**Task requirements:** Extract every line of the records below that contains the string "Clouds", matching its capitalization exactly.

**Items:**
▬▬▬

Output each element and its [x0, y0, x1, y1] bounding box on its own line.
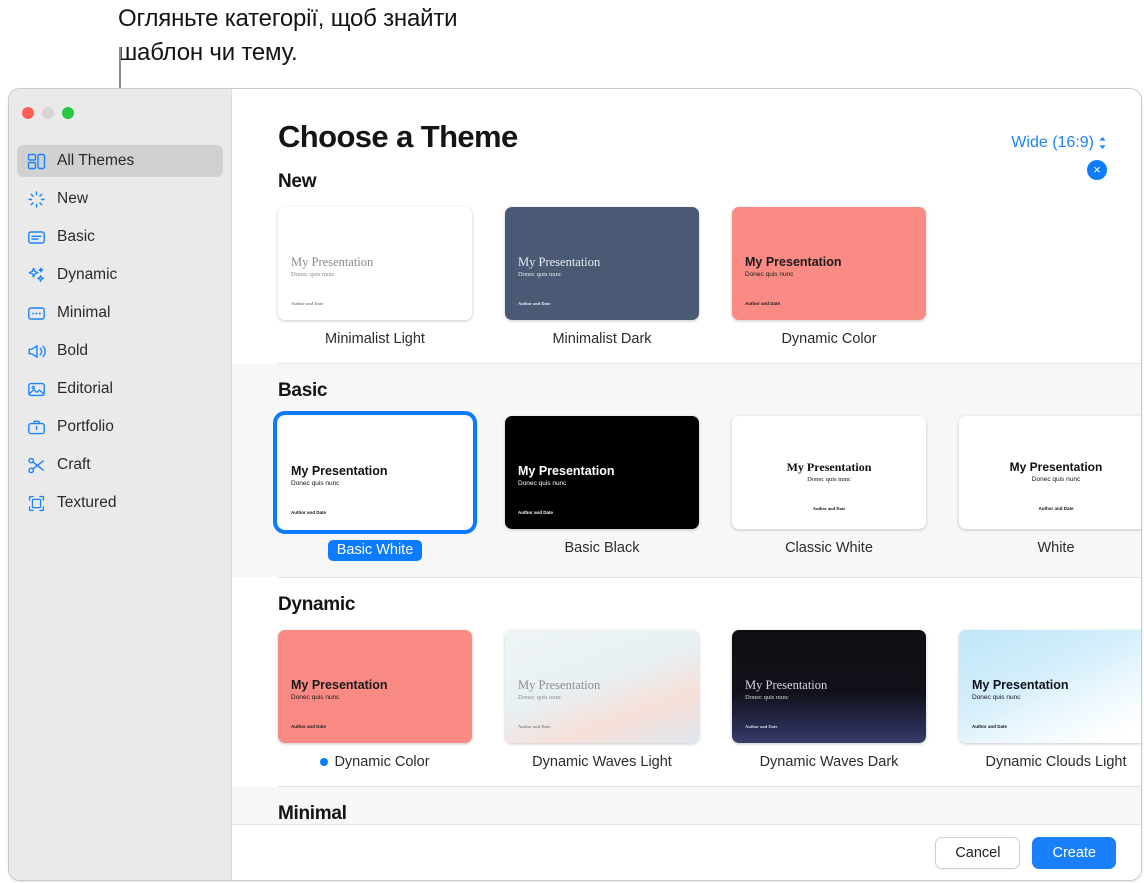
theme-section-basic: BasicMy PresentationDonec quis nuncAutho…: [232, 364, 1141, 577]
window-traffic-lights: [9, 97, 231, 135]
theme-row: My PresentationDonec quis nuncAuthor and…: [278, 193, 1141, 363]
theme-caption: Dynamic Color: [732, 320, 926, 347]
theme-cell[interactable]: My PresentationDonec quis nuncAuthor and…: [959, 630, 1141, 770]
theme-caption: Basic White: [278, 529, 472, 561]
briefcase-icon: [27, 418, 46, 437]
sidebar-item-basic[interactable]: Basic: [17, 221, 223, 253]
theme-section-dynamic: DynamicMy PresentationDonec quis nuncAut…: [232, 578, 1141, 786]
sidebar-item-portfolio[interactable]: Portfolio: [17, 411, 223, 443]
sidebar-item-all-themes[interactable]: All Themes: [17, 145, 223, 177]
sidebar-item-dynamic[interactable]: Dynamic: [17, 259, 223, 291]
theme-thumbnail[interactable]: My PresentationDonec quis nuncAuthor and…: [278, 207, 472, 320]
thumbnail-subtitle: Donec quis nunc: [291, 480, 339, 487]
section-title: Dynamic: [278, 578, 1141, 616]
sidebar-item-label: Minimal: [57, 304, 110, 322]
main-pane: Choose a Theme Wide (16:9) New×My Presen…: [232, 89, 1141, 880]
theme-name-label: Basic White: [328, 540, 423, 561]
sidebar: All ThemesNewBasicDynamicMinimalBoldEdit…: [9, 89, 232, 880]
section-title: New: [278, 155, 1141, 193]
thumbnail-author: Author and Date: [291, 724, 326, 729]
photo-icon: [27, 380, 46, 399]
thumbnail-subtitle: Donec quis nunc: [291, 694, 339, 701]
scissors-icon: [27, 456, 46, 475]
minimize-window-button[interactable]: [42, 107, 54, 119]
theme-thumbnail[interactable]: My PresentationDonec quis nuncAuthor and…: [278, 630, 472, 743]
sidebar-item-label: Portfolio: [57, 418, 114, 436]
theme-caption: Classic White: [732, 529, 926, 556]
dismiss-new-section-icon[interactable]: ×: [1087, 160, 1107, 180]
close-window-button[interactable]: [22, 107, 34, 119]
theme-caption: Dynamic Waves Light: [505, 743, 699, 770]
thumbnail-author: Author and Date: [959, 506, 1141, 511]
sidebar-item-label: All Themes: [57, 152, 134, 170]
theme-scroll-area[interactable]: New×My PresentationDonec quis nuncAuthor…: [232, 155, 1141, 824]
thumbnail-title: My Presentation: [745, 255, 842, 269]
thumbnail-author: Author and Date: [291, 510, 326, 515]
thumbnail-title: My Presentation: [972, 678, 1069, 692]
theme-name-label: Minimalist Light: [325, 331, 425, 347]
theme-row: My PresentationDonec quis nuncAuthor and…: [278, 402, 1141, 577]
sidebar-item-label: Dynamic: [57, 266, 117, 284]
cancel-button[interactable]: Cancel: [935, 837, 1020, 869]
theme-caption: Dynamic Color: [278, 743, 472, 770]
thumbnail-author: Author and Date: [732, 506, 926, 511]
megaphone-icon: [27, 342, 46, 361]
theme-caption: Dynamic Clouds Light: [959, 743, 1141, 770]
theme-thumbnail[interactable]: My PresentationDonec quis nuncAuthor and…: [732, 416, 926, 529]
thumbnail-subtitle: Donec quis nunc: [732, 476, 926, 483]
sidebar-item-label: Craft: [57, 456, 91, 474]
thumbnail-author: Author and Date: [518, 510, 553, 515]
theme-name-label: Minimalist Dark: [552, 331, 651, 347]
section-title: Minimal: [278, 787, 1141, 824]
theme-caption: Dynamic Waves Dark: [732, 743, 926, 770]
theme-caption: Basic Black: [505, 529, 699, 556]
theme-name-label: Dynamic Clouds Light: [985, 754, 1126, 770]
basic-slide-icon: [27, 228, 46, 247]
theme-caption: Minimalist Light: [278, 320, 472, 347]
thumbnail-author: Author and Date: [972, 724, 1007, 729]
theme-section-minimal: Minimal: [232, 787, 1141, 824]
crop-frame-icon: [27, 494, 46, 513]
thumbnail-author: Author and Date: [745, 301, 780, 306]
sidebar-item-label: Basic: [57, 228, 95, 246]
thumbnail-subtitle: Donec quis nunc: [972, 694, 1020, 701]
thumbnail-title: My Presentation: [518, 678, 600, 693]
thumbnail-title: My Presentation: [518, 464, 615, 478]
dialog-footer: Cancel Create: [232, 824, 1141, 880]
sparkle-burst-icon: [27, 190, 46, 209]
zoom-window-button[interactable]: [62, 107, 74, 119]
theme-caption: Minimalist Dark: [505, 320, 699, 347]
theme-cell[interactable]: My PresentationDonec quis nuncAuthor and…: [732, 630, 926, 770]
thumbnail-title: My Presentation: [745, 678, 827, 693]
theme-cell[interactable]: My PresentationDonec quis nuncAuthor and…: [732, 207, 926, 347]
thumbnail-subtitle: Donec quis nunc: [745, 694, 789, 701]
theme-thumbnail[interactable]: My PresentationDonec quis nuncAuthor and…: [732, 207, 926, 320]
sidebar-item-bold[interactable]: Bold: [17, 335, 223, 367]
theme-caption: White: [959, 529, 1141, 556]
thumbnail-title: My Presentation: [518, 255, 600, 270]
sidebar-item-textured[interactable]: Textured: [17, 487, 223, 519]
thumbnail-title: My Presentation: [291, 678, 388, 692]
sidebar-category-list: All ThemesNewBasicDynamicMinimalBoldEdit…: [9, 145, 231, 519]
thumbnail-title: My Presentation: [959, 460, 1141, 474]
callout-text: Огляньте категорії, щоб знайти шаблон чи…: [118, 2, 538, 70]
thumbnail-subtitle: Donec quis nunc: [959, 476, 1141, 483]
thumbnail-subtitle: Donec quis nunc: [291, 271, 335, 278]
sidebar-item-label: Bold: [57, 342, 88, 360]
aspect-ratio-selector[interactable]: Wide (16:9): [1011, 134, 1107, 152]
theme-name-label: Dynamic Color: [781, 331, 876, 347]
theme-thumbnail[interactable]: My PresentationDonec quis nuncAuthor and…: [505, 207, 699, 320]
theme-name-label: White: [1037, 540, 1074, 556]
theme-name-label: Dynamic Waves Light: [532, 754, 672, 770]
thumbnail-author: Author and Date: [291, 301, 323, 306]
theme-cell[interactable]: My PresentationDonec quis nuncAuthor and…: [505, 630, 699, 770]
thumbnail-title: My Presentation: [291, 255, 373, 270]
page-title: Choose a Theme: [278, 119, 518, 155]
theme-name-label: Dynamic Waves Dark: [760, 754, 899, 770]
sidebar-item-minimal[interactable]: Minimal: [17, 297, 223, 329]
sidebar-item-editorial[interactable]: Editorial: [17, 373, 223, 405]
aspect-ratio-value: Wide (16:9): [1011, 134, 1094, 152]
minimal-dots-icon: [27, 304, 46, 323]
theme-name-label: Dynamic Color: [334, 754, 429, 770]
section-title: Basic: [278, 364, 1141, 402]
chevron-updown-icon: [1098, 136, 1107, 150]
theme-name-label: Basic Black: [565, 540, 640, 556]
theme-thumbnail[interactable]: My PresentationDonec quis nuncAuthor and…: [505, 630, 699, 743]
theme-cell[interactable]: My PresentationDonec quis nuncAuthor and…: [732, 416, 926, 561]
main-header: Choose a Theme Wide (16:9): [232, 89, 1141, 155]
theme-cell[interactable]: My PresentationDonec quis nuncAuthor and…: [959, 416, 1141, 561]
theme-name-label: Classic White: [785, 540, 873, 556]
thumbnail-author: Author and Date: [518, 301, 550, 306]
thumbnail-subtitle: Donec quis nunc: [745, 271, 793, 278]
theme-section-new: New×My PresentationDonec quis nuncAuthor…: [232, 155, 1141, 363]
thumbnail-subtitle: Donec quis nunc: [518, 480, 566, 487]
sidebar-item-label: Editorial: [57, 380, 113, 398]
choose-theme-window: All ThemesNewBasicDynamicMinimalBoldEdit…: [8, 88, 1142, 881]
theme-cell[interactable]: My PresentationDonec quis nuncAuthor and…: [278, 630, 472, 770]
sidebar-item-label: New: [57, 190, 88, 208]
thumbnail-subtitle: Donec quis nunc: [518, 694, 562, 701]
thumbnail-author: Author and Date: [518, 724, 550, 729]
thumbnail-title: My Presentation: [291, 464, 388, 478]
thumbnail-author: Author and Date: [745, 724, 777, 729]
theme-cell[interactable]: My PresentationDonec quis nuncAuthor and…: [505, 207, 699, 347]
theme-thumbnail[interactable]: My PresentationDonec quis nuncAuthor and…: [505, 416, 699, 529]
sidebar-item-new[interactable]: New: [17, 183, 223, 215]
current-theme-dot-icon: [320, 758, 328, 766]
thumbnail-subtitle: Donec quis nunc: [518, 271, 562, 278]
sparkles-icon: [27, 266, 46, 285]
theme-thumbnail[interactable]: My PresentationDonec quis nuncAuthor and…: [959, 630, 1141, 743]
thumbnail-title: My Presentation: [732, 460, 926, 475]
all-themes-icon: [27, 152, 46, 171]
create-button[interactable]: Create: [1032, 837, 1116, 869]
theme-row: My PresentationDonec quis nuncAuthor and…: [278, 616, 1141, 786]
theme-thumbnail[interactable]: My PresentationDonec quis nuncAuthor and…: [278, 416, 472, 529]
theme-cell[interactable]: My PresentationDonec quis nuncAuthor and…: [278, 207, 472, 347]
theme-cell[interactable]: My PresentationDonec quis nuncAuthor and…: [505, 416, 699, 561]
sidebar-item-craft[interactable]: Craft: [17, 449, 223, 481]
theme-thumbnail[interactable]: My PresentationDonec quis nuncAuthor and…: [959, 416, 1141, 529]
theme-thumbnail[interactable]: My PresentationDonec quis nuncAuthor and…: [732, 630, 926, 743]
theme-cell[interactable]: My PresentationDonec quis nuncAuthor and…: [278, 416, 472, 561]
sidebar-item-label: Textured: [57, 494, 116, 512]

▬▬▬

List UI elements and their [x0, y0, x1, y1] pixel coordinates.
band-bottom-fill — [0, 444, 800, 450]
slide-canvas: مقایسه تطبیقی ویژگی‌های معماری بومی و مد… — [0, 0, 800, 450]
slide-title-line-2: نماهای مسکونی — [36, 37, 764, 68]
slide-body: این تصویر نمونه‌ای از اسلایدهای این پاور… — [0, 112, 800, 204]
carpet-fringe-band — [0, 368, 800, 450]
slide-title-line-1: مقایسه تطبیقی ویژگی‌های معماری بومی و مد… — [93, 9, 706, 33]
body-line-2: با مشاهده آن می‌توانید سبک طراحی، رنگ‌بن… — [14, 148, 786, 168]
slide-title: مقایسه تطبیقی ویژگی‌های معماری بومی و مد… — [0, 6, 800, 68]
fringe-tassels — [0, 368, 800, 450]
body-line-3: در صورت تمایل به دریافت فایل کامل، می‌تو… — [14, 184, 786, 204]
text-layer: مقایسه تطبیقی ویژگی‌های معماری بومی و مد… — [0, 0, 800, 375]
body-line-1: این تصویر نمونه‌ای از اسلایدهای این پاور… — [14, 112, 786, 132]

▬▬▬

**Solution to the exercise:**
theme-caption: Dynamic Clouds Light: [959, 743, 1141, 770]
theme-name-label: Dynamic Clouds Light: [985, 754, 1126, 770]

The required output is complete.